[Dataset rows about figures]
-------------------------

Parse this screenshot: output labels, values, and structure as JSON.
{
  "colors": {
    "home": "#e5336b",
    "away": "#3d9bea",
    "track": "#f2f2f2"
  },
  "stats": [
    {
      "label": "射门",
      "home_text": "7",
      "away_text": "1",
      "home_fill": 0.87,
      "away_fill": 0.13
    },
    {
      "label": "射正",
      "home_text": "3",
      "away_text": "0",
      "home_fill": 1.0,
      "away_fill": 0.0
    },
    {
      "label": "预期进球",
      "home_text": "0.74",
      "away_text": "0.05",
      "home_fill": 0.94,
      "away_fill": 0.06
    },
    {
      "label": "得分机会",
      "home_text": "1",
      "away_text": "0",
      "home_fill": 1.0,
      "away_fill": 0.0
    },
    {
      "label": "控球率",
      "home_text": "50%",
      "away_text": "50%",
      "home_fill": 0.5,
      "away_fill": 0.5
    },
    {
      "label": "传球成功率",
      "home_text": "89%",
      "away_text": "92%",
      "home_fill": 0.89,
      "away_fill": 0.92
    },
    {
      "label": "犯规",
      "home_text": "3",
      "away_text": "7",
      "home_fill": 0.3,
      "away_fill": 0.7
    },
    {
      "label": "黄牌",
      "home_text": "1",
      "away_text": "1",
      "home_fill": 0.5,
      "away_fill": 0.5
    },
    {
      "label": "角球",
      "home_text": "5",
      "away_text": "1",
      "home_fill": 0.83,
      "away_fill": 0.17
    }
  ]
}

-------------------------

Quote all of the entries verbatim.

Parse this screenshot: output labels, values, and structure as JSON.
{
  "colors": {
    "home": "#e5336b",
    "away": "#3d9bea",
    "track": "#f2f2f2"
  },
  "stats": [
    {
      "label": "射门",
      "home_text": "7",
      "away_text": "1",
      "home_fill": 0.87,
      "away_fill": 0.13
    },
    {
      "label": "射正",
      "home_text": "3",
      "away_text": "0",
      "home_fill": 1.0,
      "away_fill": 0.0
    },
    {
      "label": "预期进球",
      "home_text": "0.74",
      "away_text": "0.05",
      "home_fill": 0.94,
      "away_fill": 0.06
    },
    {
      "label": "得分机会",
      "home_text": "1",
      "away_text": "0",
      "home_fill": 1.0,
      "away_fill": 0.0
    },
    {
      "label": "控球率",
      "home_text": "50%",
      "away_text": "50%",
      "home_fill": 0.5,
      "away_fill": 0.5
    },
    {
      "label": "传球成功率",
      "home_text": "89%",
      "away_text": "92%",
      "home_fill": 0.89,
      "away_fill": 0.92
    },
    {
      "label": "犯规",
      "home_text": "3",
      "away_text": "7",
      "home_fill": 0.3,
      "away_fill": 0.7
    },
    {
      "label": "黄牌",
      "home_text": "1",
      "away_text": "1",
      "home_fill": 0.5,
      "away_fill": 0.5
    },
    {
      "label": "角球",
      "home_text": "5",
      "away_text": "1",
      "home_fill": 0.83,
      "away_fill": 0.17
    }
  ]
}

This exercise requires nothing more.